Look through the lines below and extract each one that contains "веса".

* START RECORDED DATA *

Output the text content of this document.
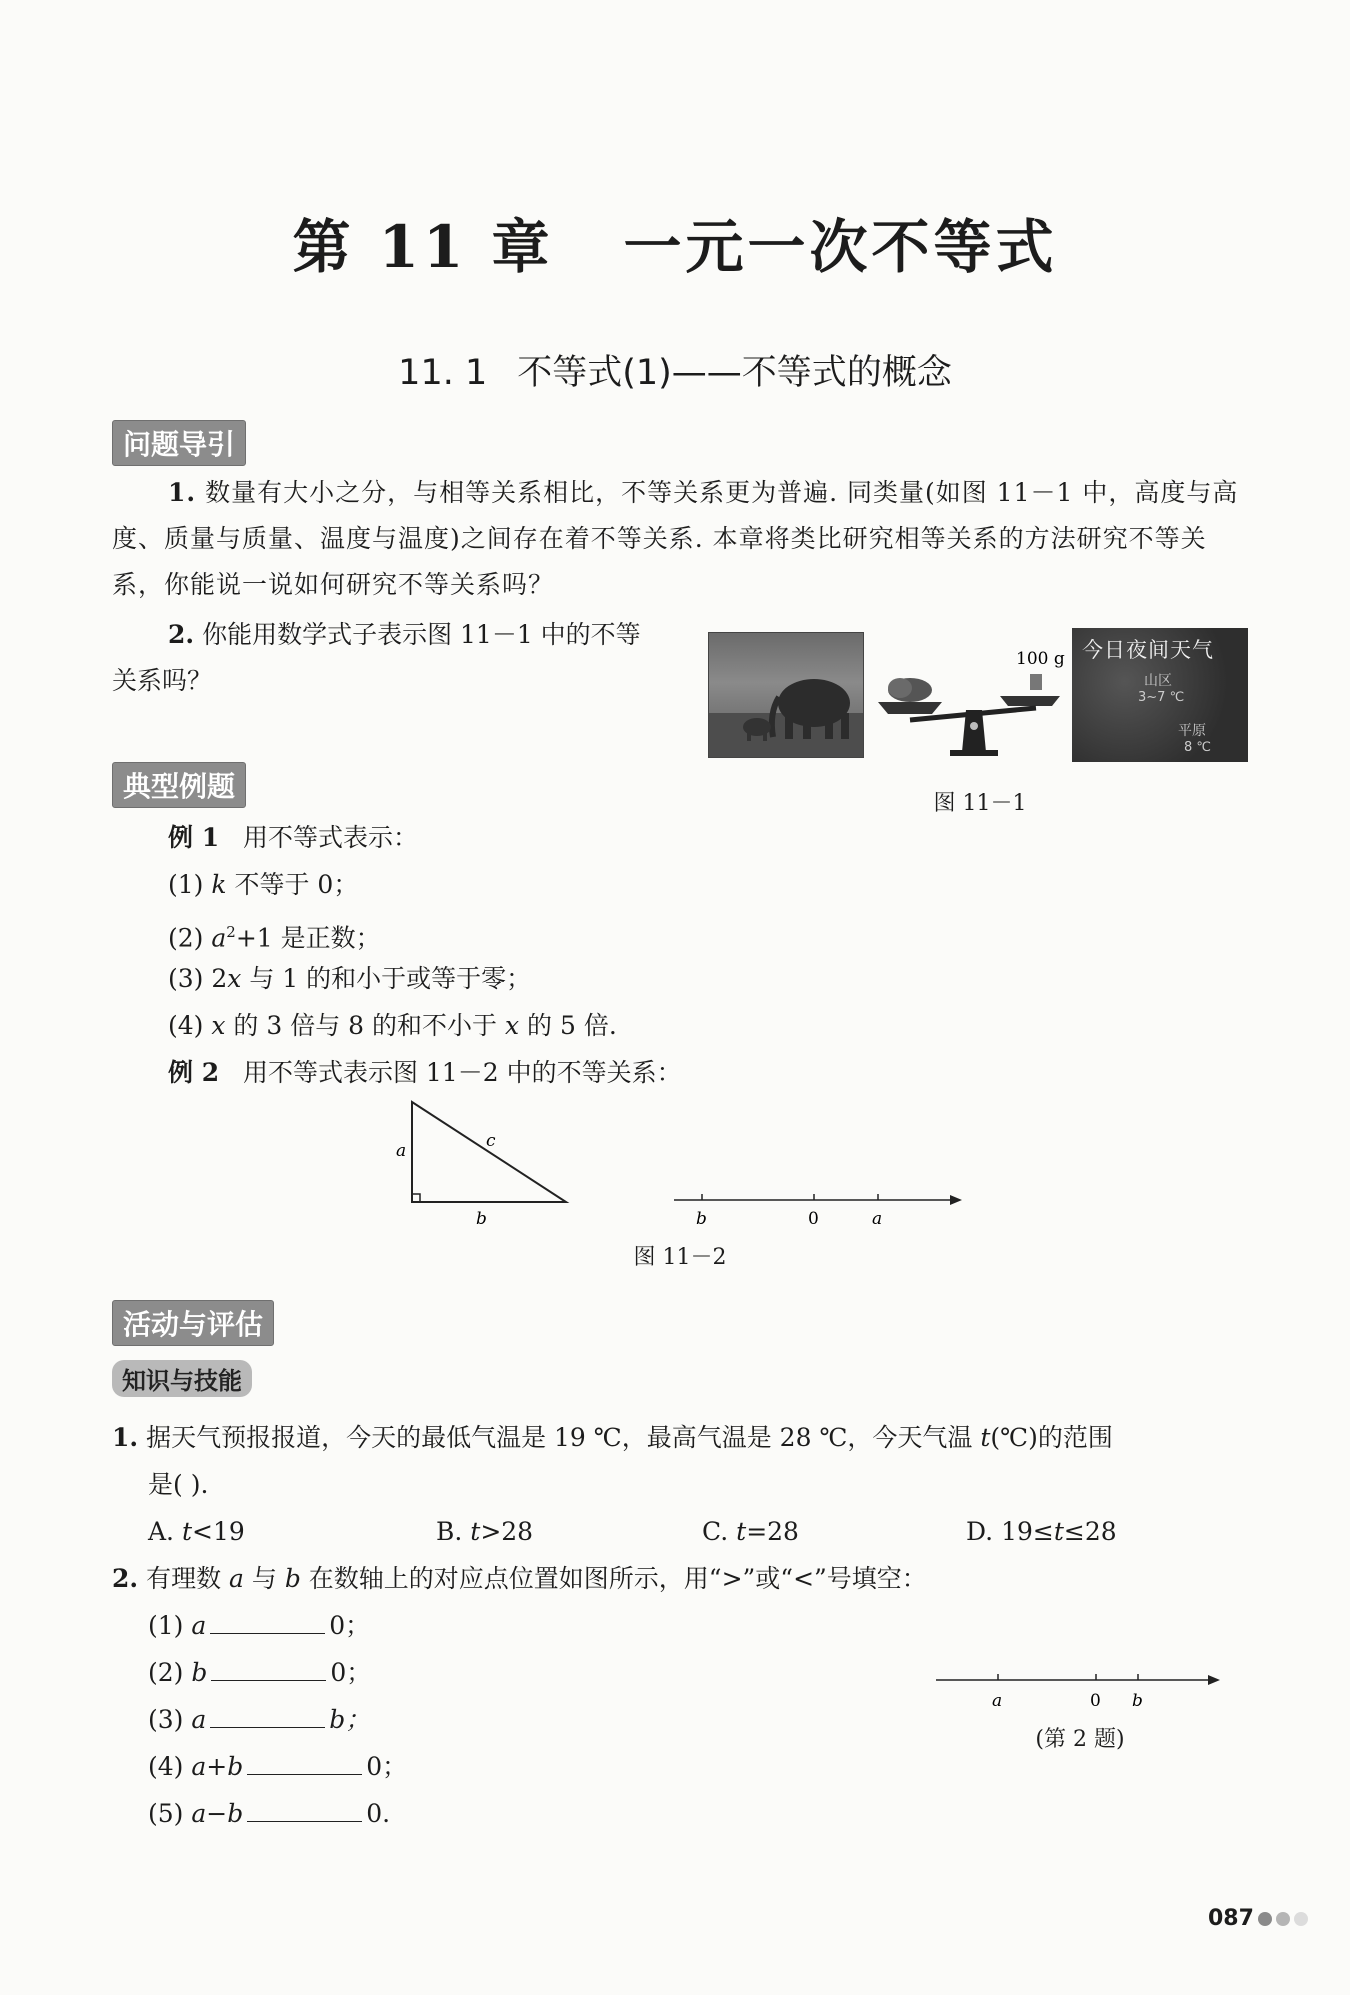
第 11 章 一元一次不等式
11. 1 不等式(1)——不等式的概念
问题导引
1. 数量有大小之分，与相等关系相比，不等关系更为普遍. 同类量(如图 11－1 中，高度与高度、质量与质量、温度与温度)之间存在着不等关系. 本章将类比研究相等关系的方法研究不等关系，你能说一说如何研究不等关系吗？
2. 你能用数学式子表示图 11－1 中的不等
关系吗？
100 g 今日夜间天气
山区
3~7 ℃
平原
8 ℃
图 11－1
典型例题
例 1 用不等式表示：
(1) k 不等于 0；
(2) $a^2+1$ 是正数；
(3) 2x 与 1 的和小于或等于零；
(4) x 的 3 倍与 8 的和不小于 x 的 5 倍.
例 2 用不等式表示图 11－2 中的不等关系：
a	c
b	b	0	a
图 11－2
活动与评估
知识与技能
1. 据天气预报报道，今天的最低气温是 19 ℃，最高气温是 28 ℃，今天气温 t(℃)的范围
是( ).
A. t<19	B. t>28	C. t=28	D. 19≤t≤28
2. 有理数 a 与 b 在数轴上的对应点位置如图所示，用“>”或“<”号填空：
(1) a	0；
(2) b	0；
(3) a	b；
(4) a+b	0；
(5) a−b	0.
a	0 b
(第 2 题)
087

* END RECORDED DATA *
* START RECORDED DATA *

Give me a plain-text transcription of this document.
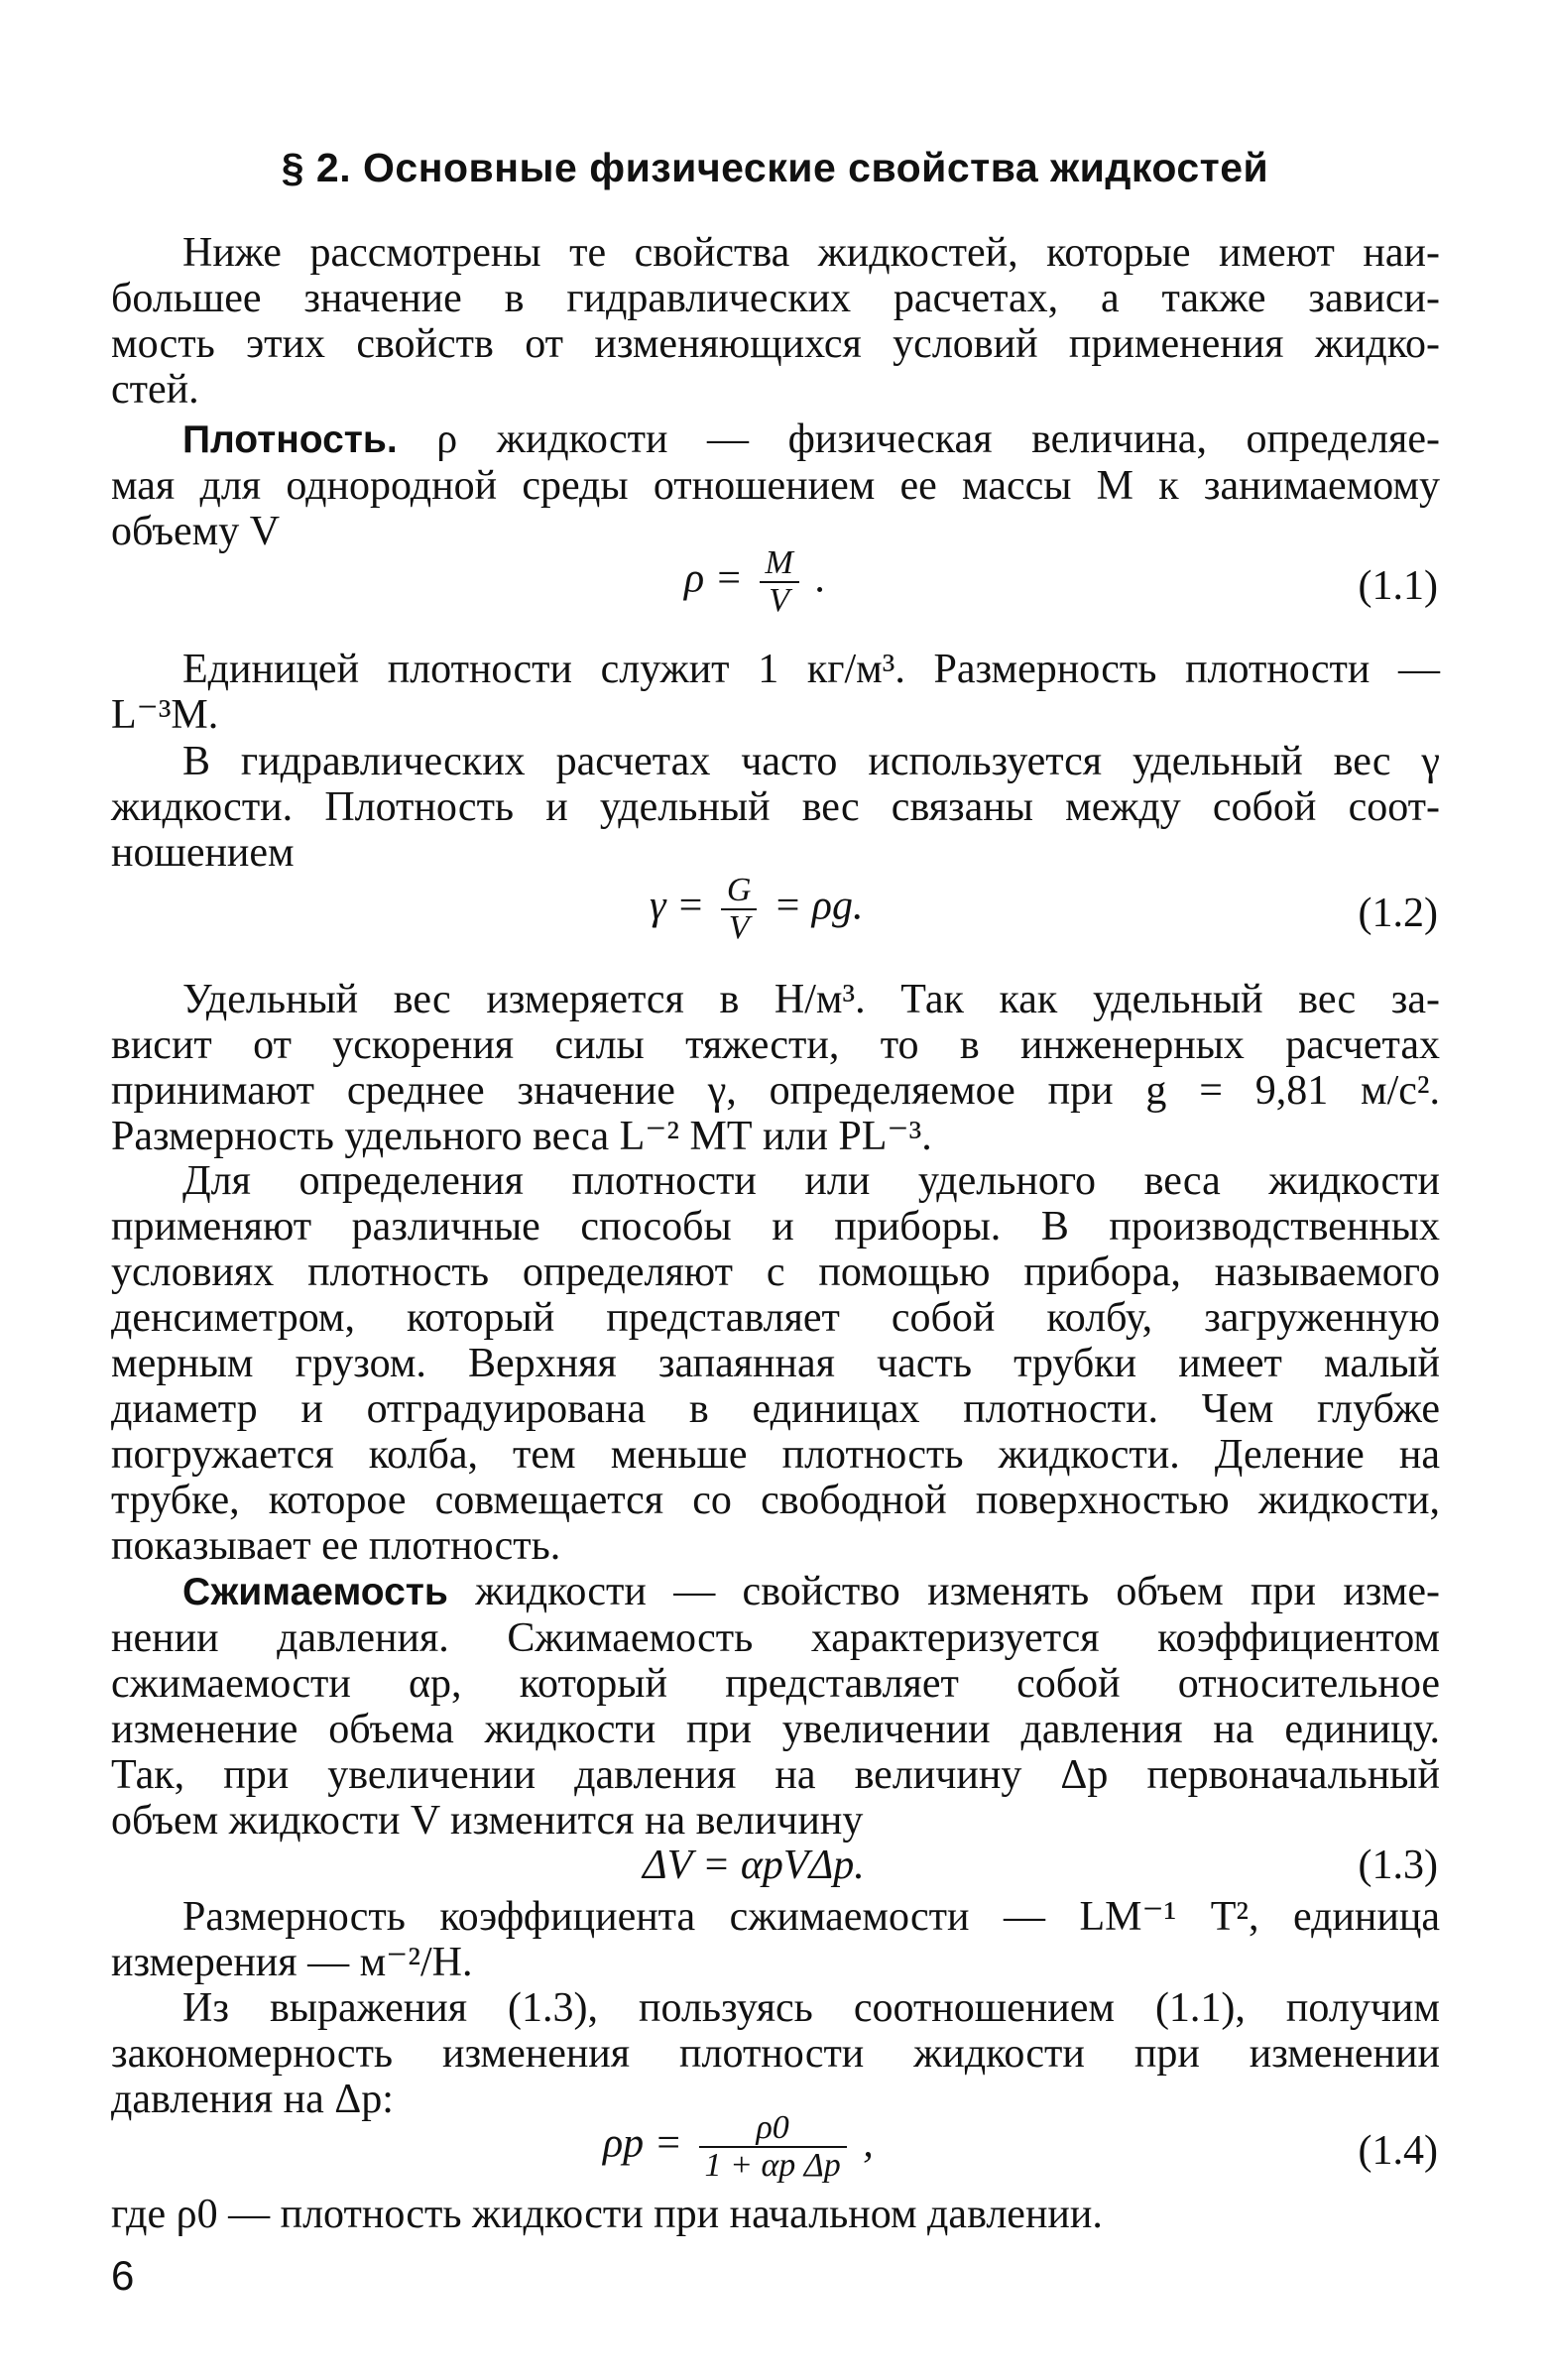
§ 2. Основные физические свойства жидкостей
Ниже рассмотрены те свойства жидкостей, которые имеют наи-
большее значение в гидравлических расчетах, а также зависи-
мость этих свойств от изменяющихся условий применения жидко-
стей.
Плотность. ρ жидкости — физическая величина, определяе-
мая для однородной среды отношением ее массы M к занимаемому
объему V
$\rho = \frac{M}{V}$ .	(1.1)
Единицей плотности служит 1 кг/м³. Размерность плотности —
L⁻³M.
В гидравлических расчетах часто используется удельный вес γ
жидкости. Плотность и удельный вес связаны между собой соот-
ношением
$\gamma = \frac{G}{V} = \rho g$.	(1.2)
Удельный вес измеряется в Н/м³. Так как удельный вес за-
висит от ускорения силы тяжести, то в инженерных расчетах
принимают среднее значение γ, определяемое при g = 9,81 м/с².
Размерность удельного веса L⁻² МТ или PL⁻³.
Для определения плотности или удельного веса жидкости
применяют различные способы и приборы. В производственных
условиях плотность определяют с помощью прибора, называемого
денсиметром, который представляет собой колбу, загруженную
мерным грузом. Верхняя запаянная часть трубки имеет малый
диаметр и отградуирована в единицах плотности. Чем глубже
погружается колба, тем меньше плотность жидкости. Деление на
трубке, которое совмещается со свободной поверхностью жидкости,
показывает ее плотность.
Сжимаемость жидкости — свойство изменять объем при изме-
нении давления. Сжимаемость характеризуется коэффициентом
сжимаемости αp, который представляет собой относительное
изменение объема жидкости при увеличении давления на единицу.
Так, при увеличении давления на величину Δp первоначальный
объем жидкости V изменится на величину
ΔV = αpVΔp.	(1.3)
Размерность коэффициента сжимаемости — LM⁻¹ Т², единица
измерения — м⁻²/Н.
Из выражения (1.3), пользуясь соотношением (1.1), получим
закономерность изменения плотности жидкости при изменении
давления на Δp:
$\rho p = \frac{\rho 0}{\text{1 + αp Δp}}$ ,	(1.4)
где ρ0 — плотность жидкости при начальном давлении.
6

* END RECORDED DATA *
* START RECORDED DATA *

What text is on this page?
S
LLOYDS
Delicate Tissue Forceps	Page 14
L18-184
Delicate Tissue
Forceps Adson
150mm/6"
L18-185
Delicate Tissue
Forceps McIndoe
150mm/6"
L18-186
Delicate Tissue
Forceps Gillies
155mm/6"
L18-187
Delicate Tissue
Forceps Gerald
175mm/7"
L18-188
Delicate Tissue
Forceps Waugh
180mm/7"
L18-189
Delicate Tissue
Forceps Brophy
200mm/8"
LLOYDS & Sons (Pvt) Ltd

* END RECORDED DATA *

§ **RESPONSE TO THIS TASK**:
Размерность удельного веса L⁻² МТ или PL⁻³.
Для определения плотности или удельного веса жидкости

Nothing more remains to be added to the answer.